**Do this:** Return the listing below verbatim. Pictures do not belong in the copy.

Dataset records
• • • •

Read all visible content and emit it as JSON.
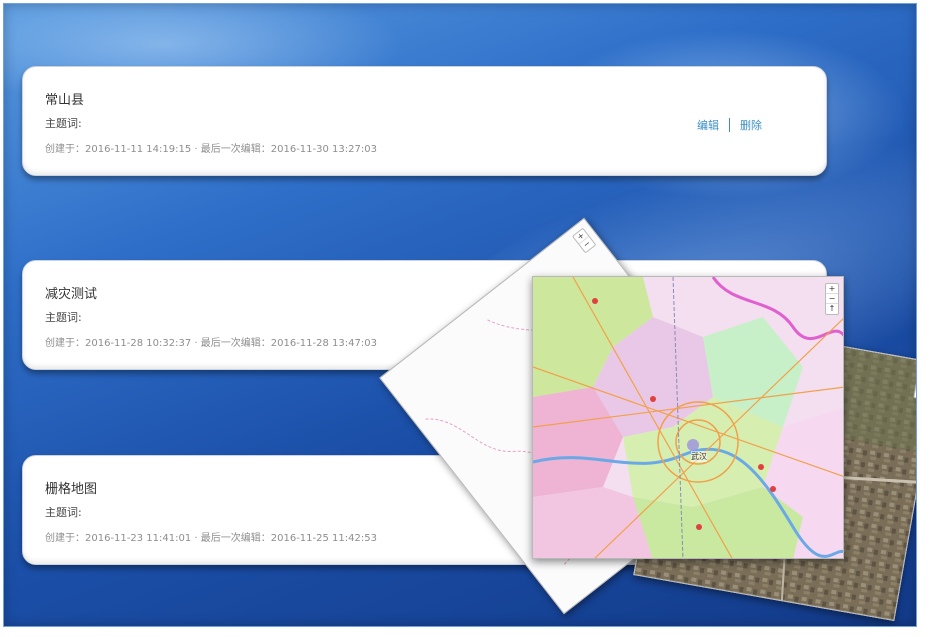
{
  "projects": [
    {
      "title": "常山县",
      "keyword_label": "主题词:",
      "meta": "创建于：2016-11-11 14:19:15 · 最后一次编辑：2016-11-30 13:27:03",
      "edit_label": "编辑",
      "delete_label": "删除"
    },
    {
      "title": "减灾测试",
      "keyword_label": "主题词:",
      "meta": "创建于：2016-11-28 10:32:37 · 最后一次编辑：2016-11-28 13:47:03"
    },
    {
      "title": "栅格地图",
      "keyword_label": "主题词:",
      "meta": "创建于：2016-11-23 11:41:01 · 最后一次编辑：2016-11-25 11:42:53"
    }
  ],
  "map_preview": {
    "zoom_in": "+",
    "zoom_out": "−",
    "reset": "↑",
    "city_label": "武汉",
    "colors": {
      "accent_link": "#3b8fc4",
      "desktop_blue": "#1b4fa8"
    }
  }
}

• • • •

**Result of the exercise:**
Read all visible content and emit it as JSON.
{
  "projects": [
    {
      "title": "常山县",
      "keyword_label": "主题词:",
      "meta": "创建于：2016-11-11 14:19:15 · 最后一次编辑：2016-11-30 13:27:03",
      "edit_label": "编辑",
      "delete_label": "删除"
    },
    {
      "title": "减灾测试",
      "keyword_label": "主题词:",
      "meta": "创建于：2016-11-28 10:32:37 · 最后一次编辑：2016-11-28 13:47:03"
    },
    {
      "title": "栅格地图",
      "keyword_label": "主题词:",
      "meta": "创建于：2016-11-23 11:41:01 · 最后一次编辑：2016-11-25 11:42:53"
    }
  ],
  "map_preview": {
    "zoom_in": "+",
    "zoom_out": "−",
    "reset": "↑",
    "city_label": "武汉",
    "colors": {
      "accent_link": "#3b8fc4",
      "desktop_blue": "#1b4fa8"
    }
  }
}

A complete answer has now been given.